--- Written exercise ---
Check every line in the records below for the word "screenshot" and report how many have it, nothing more.

--- Extracted records ---
<<<<

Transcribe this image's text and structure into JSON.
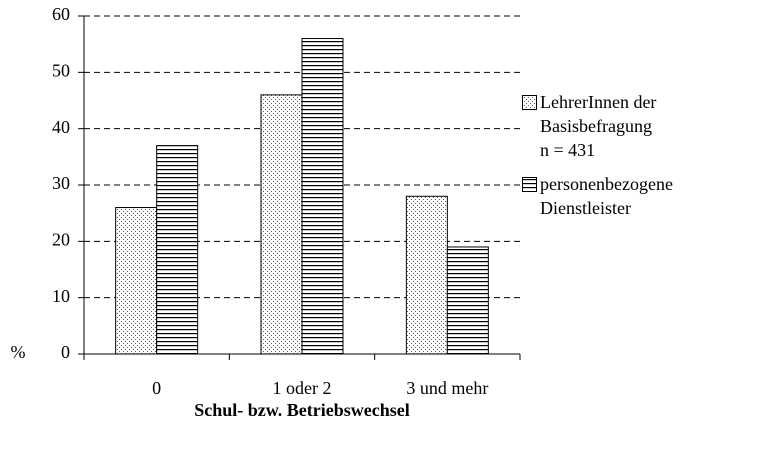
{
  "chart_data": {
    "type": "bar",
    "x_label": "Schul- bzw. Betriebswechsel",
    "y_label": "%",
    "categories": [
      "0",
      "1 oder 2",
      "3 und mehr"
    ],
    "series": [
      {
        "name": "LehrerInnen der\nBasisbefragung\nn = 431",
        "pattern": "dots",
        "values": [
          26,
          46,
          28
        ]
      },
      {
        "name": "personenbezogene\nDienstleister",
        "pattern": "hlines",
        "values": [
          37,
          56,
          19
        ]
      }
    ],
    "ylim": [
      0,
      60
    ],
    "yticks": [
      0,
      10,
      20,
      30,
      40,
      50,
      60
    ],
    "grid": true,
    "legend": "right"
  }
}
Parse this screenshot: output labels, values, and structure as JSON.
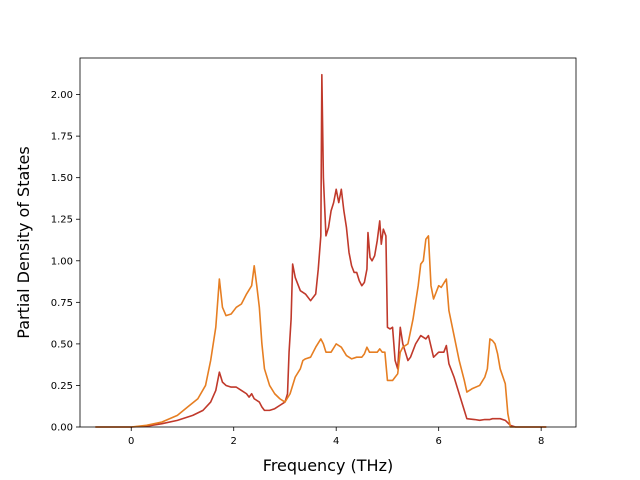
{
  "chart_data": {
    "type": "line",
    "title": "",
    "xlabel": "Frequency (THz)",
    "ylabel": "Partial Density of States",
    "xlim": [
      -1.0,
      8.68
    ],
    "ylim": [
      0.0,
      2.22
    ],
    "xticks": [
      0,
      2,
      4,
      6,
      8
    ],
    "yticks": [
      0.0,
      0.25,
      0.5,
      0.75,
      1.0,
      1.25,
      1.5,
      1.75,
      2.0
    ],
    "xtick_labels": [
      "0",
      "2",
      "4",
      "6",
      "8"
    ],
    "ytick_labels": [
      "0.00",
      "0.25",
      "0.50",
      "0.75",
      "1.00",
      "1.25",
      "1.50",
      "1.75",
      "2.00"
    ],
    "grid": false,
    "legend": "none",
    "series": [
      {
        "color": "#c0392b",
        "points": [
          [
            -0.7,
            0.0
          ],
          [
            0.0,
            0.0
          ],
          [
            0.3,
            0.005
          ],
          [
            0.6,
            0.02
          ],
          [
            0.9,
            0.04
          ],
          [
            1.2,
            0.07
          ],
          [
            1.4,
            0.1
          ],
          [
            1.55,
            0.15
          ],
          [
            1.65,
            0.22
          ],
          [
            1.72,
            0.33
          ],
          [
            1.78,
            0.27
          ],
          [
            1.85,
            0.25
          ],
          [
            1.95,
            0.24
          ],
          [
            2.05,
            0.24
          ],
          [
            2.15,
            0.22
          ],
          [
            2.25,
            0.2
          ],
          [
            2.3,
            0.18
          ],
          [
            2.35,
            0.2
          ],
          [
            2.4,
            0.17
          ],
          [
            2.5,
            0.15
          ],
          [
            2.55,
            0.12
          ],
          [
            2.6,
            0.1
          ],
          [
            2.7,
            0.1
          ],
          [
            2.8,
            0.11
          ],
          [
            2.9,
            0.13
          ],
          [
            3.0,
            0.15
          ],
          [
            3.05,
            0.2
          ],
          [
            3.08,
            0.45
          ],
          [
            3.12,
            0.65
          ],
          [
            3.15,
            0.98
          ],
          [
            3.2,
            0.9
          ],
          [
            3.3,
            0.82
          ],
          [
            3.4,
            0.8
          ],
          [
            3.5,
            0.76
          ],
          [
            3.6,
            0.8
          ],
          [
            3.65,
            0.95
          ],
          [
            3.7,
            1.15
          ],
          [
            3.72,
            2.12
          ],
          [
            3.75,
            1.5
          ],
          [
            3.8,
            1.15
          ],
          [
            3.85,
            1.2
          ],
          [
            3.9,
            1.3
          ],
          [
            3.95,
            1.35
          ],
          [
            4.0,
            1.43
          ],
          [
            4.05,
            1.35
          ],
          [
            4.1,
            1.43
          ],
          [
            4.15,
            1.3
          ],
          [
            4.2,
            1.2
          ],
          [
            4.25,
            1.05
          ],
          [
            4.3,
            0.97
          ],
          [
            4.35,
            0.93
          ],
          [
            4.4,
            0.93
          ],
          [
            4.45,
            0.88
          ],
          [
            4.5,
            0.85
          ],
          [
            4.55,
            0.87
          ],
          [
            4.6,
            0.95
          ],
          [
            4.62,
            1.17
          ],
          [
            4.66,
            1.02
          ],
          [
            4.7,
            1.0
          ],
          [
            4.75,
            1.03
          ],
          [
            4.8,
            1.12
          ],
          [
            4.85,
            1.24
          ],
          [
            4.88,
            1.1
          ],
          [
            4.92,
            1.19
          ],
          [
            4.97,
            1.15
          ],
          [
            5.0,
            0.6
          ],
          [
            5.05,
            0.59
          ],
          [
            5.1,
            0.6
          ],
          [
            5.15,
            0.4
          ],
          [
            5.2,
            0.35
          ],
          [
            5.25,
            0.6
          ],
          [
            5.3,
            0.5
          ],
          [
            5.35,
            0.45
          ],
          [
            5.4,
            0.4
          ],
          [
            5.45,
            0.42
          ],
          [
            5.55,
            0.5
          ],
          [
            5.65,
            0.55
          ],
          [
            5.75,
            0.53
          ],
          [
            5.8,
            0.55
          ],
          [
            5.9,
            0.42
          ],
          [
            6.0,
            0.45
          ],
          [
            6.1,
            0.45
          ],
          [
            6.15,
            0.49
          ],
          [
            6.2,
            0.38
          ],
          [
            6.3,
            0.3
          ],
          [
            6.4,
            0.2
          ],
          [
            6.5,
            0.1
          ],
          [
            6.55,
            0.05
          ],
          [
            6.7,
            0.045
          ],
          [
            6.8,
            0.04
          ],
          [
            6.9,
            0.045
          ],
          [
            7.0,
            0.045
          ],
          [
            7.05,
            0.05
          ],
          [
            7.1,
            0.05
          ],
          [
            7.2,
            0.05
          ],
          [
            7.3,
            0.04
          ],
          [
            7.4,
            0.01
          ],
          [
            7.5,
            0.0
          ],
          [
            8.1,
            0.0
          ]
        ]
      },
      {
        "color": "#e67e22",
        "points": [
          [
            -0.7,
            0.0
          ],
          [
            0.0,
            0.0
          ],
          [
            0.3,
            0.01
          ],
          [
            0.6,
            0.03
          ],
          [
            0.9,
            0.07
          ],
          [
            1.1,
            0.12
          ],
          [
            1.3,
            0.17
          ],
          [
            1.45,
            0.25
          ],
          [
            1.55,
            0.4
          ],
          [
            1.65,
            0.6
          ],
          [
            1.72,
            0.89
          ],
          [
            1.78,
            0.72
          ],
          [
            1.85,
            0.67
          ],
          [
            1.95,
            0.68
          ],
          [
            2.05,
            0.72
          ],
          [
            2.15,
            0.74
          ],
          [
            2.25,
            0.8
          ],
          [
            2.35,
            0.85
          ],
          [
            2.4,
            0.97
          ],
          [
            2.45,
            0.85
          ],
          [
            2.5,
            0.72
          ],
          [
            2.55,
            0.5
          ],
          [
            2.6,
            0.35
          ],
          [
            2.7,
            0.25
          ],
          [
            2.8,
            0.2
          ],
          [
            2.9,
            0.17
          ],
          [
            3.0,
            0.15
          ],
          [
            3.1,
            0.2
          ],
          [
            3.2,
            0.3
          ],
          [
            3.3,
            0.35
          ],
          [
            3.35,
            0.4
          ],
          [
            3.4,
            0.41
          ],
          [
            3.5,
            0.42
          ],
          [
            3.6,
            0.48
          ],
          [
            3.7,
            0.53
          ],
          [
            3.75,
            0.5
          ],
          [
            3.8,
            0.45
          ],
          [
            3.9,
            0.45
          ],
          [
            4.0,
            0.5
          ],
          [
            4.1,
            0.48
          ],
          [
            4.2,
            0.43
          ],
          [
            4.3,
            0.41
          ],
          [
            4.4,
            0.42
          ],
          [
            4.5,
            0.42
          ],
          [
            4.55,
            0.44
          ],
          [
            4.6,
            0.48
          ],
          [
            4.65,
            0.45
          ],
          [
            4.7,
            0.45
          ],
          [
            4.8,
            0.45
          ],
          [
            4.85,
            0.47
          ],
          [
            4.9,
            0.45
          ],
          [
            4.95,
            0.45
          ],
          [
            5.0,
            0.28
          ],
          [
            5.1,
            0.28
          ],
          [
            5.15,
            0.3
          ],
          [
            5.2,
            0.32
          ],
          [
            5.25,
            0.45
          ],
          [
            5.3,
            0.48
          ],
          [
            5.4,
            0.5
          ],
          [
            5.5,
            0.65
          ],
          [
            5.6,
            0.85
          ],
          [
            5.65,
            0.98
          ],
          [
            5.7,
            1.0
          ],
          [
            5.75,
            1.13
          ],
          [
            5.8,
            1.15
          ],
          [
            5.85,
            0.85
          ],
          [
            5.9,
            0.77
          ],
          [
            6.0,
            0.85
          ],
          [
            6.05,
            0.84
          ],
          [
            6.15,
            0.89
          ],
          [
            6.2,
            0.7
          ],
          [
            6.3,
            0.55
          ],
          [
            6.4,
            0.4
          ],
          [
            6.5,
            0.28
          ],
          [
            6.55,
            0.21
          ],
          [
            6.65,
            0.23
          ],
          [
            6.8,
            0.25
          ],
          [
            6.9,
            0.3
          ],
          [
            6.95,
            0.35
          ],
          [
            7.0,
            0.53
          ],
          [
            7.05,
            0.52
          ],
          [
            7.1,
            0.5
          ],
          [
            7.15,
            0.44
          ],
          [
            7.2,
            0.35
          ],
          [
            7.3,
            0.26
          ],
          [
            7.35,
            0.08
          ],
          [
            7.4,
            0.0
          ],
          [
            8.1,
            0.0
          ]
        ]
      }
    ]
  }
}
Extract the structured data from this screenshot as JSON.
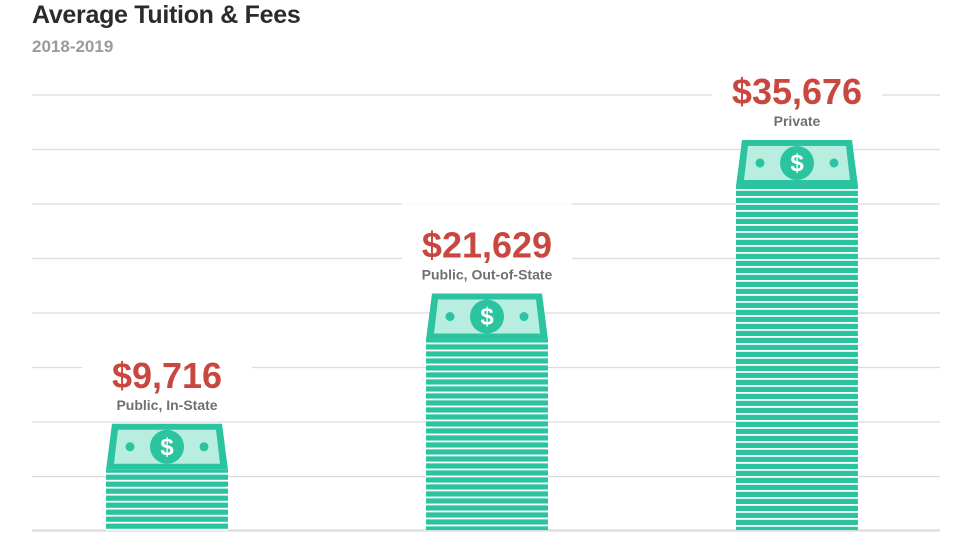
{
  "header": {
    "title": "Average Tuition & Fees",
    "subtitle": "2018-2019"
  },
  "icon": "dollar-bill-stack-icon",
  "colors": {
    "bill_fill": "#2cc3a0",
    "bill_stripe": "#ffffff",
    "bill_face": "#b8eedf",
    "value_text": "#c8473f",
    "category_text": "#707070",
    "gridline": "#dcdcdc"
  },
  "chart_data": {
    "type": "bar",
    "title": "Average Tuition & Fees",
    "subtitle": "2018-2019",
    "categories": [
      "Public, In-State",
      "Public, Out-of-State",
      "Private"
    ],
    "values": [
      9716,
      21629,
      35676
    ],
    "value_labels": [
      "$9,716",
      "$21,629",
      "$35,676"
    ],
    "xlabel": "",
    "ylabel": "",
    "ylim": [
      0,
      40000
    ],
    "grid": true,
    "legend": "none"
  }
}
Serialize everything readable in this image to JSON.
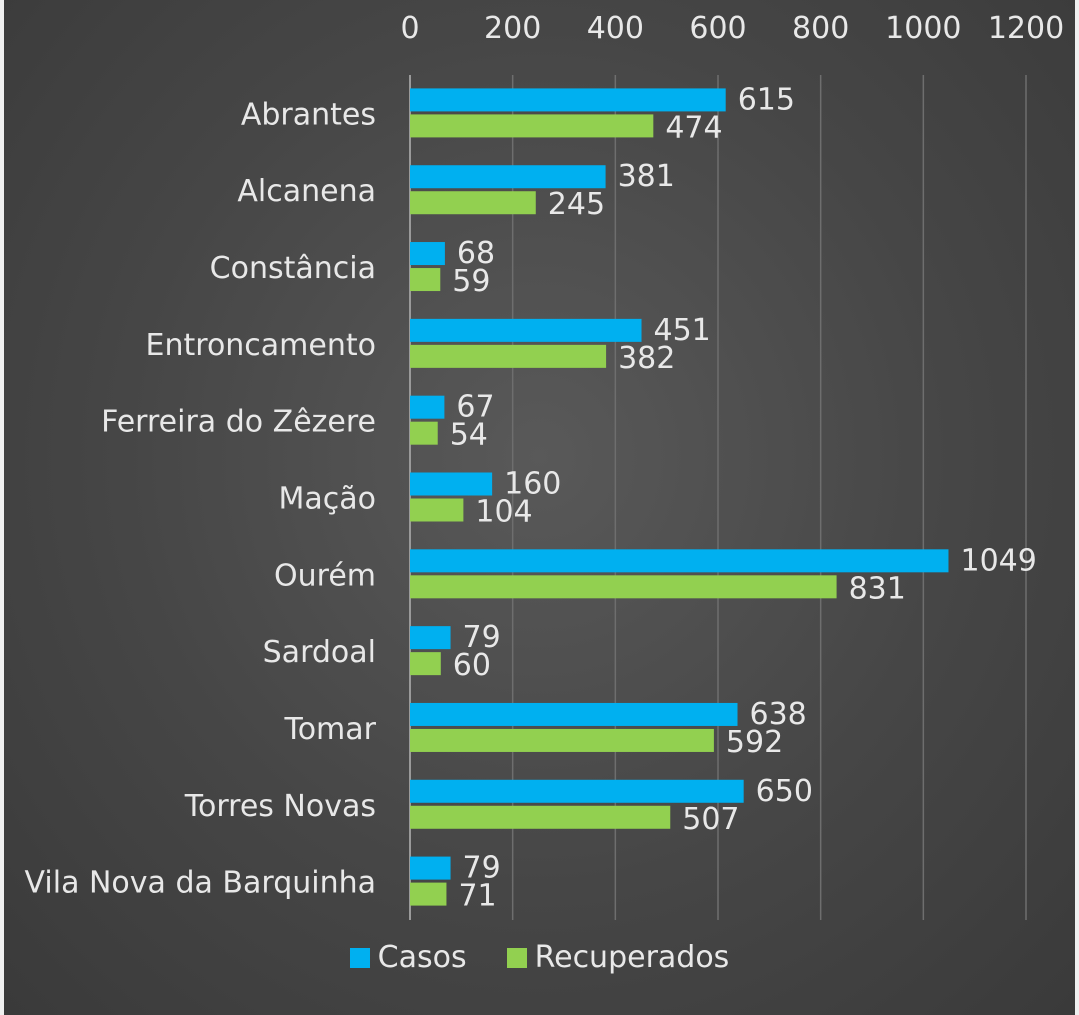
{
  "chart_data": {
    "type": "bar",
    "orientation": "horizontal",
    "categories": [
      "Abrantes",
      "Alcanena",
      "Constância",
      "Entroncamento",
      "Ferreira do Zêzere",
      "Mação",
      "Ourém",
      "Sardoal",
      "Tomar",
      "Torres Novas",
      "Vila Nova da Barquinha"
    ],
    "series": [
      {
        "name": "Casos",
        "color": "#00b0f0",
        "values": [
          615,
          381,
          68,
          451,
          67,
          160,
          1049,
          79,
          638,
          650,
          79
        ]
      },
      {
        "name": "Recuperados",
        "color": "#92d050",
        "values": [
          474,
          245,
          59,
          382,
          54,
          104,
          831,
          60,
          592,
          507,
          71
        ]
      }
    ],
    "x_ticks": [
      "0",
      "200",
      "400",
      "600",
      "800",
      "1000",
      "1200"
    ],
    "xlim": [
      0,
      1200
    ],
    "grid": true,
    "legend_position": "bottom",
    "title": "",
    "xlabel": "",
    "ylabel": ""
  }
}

>>>>

--- Solution for this exercise ---
2